*THE RECORDS*
--- Start ---

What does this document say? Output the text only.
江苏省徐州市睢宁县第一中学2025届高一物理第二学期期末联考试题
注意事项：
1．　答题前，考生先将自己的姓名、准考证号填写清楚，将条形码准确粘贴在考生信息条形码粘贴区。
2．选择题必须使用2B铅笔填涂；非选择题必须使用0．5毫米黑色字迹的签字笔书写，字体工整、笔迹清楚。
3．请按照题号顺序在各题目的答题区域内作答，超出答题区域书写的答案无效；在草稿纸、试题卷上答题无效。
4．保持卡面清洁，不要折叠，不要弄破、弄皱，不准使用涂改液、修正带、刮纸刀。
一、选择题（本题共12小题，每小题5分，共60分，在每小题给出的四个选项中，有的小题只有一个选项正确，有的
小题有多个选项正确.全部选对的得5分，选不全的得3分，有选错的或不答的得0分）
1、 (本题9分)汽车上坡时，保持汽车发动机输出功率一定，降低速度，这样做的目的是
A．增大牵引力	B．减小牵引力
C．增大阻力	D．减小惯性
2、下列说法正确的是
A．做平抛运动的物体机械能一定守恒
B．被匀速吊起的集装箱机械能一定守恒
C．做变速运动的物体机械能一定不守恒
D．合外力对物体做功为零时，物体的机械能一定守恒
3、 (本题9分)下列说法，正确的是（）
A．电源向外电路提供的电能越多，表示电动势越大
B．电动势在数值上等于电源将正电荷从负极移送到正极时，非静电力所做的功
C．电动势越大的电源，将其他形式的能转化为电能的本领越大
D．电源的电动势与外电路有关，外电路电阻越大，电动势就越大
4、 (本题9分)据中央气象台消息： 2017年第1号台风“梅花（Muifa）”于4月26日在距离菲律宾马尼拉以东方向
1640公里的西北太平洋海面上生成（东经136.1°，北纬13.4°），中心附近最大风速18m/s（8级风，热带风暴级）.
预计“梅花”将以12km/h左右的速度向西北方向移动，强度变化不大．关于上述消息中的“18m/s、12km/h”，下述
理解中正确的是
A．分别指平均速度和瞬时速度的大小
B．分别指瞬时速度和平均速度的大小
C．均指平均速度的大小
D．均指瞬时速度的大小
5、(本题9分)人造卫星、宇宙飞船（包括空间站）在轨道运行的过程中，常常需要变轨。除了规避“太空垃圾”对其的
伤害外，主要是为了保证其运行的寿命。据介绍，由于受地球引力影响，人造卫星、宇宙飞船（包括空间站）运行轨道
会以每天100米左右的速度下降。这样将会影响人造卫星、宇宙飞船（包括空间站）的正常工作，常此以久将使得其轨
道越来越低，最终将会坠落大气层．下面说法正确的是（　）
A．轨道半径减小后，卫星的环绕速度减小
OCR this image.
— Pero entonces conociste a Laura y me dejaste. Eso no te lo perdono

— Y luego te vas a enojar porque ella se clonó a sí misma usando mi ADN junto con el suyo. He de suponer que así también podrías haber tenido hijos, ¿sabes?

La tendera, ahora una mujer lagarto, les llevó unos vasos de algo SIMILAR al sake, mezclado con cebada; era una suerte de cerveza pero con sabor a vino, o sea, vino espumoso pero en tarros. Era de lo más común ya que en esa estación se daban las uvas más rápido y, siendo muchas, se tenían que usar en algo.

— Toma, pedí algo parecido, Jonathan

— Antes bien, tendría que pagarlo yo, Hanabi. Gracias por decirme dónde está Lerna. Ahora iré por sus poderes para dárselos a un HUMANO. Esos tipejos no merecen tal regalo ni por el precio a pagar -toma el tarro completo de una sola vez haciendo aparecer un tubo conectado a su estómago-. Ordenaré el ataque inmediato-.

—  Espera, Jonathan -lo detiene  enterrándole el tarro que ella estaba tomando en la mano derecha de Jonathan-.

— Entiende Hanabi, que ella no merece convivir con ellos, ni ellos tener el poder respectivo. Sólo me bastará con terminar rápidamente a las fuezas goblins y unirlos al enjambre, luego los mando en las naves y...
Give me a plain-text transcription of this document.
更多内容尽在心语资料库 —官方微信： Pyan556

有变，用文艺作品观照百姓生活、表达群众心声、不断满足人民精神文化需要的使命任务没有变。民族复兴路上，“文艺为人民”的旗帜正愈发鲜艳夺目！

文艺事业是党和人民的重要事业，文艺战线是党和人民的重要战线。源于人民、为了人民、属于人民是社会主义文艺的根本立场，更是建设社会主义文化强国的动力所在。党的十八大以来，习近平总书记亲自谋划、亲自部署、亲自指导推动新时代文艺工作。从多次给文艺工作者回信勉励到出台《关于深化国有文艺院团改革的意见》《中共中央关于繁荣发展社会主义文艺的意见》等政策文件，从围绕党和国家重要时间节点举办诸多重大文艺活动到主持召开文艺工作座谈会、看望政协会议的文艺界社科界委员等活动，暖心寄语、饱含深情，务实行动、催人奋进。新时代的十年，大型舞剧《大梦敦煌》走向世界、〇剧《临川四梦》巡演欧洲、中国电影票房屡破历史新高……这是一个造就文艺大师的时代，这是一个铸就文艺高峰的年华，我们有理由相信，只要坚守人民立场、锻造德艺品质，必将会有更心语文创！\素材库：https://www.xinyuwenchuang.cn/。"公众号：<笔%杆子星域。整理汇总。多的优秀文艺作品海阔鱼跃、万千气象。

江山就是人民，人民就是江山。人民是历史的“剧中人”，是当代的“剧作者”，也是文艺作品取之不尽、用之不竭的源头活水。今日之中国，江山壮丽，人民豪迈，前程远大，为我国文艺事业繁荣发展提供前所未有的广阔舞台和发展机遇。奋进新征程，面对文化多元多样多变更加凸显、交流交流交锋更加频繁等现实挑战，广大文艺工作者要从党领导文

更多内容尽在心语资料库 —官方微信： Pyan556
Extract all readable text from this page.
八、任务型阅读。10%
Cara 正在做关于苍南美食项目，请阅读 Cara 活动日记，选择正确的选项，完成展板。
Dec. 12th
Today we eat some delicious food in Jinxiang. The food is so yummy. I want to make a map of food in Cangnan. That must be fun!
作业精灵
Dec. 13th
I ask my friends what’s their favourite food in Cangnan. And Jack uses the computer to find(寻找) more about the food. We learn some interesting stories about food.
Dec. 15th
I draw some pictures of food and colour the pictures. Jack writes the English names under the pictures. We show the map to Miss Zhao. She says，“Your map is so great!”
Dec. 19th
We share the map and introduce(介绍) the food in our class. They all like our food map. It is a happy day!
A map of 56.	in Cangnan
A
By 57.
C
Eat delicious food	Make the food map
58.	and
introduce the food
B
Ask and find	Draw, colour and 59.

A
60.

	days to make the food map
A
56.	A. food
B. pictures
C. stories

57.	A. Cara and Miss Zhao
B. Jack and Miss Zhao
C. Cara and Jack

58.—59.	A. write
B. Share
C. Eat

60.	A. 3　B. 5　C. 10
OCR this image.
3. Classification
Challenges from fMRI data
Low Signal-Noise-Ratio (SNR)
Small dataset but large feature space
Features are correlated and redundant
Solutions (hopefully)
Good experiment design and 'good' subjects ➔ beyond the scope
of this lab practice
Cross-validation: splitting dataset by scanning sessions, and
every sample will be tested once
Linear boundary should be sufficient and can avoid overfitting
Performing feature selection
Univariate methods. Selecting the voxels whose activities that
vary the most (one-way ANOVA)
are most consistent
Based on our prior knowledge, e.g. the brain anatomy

--- End ---

*EXERCISE GOAL*
Transcribe the material above word for word.

*THE COMPLETED TASK*
What does this document say? Output the text only.
江苏省徐州市睢宁县第一中学2025届高一物理第二学期期末联考试题
注意事项：
1．　答题前，考生先将自己的姓名、准考证号填写清楚，将条形码准确粘贴在考生信息条形码粘贴区。
2．选择题必须使用2B铅笔填涂；非选择题必须使用0．5毫米黑色字迹的签字笔书写，字体工整、笔迹清楚。
3．请按照题号顺序在各题目的答题区域内作答，超出答题区域书写的答案无效；在草稿纸、试题卷上答题无效。
4．保持卡面清洁，不要折叠，不要弄破、弄皱，不准使用涂改液、修正带、刮纸刀。
一、选择题（本题共12小题，每小题5分，共60分，在每小题给出的四个选项中，有的小题只有一个选项正确，有的
小题有多个选项正确.全部选对的得5分，选不全的得3分，有选错的或不答的得0分）
1、 (本题9分)汽车上坡时，保持汽车发动机输出功率一定，降低速度，这样做的目的是
A．增大牵引力	B．减小牵引力
C．增大阻力	D．减小惯性
2、下列说法正确的是
A．做平抛运动的物体机械能一定守恒
B．被匀速吊起的集装箱机械能一定守恒
C．做变速运动的物体机械能一定不守恒
D．合外力对物体做功为零时，物体的机械能一定守恒
3、 (本题9分)下列说法，正确的是（）
A．电源向外电路提供的电能越多，表示电动势越大
B．电动势在数值上等于电源将正电荷从负极移送到正极时，非静电力所做的功
C．电动势越大的电源，将其他形式的能转化为电能的本领越大
D．电源的电动势与外电路有关，外电路电阻越大，电动势就越大
4、 (本题9分)据中央气象台消息： 2017年第1号台风“梅花（Muifa）”于4月26日在距离菲律宾马尼拉以东方向
1640公里的西北太平洋海面上生成（东经136.1°，北纬13.4°），中心附近最大风速18m/s（8级风，热带风暴级）.
预计“梅花”将以12km/h左右的速度向西北方向移动，强度变化不大．关于上述消息中的“18m/s、12km/h”，下述
理解中正确的是
A．分别指平均速度和瞬时速度的大小
B．分别指瞬时速度和平均速度的大小
C．均指平均速度的大小
D．均指瞬时速度的大小
5、(本题9分)人造卫星、宇宙飞船（包括空间站）在轨道运行的过程中，常常需要变轨。除了规避“太空垃圾”对其的
伤害外，主要是为了保证其运行的寿命。据介绍，由于受地球引力影响，人造卫星、宇宙飞船（包括空间站）运行轨道
会以每天100米左右的速度下降。这样将会影响人造卫星、宇宙飞船（包括空间站）的正常工作，常此以久将使得其轨
道越来越低，最终将会坠落大气层．下面说法正确的是（　）
A．轨道半径减小后，卫星的环绕速度减小
OCR this image.
— Pero entonces conociste a Laura y me dejaste. Eso no te lo perdono

— Y luego te vas a enojar porque ella se clonó a sí misma usando mi ADN junto con el suyo. He de suponer que así también podrías haber tenido hijos, ¿sabes?

La tendera, ahora una mujer lagarto, les llevó unos vasos de algo SIMILAR al sake, mezclado con cebada; era una suerte de cerveza pero con sabor a vino, o sea, vino espumoso pero en tarros. Era de lo más común ya que en esa estación se daban las uvas más rápido y, siendo muchas, se tenían que usar en algo.

— Toma, pedí algo parecido, Jonathan

— Antes bien, tendría que pagarlo yo, Hanabi. Gracias por decirme dónde está Lerna. Ahora iré por sus poderes para dárselos a un HUMANO. Esos tipejos no merecen tal regalo ni por el precio a pagar -toma el tarro completo de una sola vez haciendo aparecer un tubo conectado a su estómago-. Ordenaré el ataque inmediato-.

—  Espera, Jonathan -lo detiene  enterrándole el tarro que ella estaba tomando en la mano derecha de Jonathan-.

— Entiende Hanabi, que ella no merece convivir con ellos, ni ellos tener el poder respectivo. Sólo me bastará con terminar rápidamente a las fuezas goblins y unirlos al enjambre, luego los mando en las naves y...
Give me a plain-text transcription of this document.
更多内容尽在心语资料库 —官方微信： Pyan556

有变，用文艺作品观照百姓生活、表达群众心声、不断满足人民精神文化需要的使命任务没有变。民族复兴路上，“文艺为人民”的旗帜正愈发鲜艳夺目！

文艺事业是党和人民的重要事业，文艺战线是党和人民的重要战线。源于人民、为了人民、属于人民是社会主义文艺的根本立场，更是建设社会主义文化强国的动力所在。党的十八大以来，习近平总书记亲自谋划、亲自部署、亲自指导推动新时代文艺工作。从多次给文艺工作者回信勉励到出台《关于深化国有文艺院团改革的意见》《中共中央关于繁荣发展社会主义文艺的意见》等政策文件，从围绕党和国家重要时间节点举办诸多重大文艺活动到主持召开文艺工作座谈会、看望政协会议的文艺界社科界委员等活动，暖心寄语、饱含深情，务实行动、催人奋进。新时代的十年，大型舞剧《大梦敦煌》走向世界、〇剧《临川四梦》巡演欧洲、中国电影票房屡破历史新高……这是一个造就文艺大师的时代，这是一个铸就文艺高峰的年华，我们有理由相信，只要坚守人民立场、锻造德艺品质，必将会有更心语文创！\素材库：https://www.xinyuwenchuang.cn/。"公众号：<笔%杆子星域。整理汇总。多的优秀文艺作品海阔鱼跃、万千气象。

江山就是人民，人民就是江山。人民是历史的“剧中人”，是当代的“剧作者”，也是文艺作品取之不尽、用之不竭的源头活水。今日之中国，江山壮丽，人民豪迈，前程远大，为我国文艺事业繁荣发展提供前所未有的广阔舞台和发展机遇。奋进新征程，面对文化多元多样多变更加凸显、交流交流交锋更加频繁等现实挑战，广大文艺工作者要从党领导文

更多内容尽在心语资料库 —官方微信： Pyan556
Extract all readable text from this page.
八、任务型阅读。10%
Cara 正在做关于苍南美食项目，请阅读 Cara 活动日记，选择正确的选项，完成展板。
Dec. 12th
Today we eat some delicious food in Jinxiang. The food is so yummy. I want to make a map of food in Cangnan. That must be fun!
作业精灵
Dec. 13th
I ask my friends what’s their favourite food in Cangnan. And Jack uses the computer to find(寻找) more about the food. We learn some interesting stories about food.
Dec. 15th
I draw some pictures of food and colour the pictures. Jack writes the English names under the pictures. We show the map to Miss Zhao. She says，“Your map is so great!”
Dec. 19th
We share the map and introduce(介绍) the food in our class. They all like our food map. It is a happy day!
A map of 56.	in Cangnan
A
By 57.
C
Eat delicious food	Make the food map
58.	and
introduce the food
B
Ask and find	Draw, colour and 59.

A
60.

	days to make the food map
A
56.	A. food
B. pictures
C. stories

57.	A. Cara and Miss Zhao
B. Jack and Miss Zhao
C. Cara and Jack

58.—59.	A. write
B. Share
C. Eat

60.	A. 3　B. 5　C. 10
OCR this image.
3. Classification
Challenges from fMRI data
Low Signal-Noise-Ratio (SNR)
Small dataset but large feature space
Features are correlated and redundant
Solutions (hopefully)
Good experiment design and 'good' subjects ➔ beyond the scope
of this lab practice
Cross-validation: splitting dataset by scanning sessions, and
every sample will be tested once
Linear boundary should be sufficient and can avoid overfitting
Performing feature selection
Univariate methods. Selecting the voxels whose activities that
vary the most (one-way ANOVA)
are most consistent
Based on our prior knowledge, e.g. the brain anatomy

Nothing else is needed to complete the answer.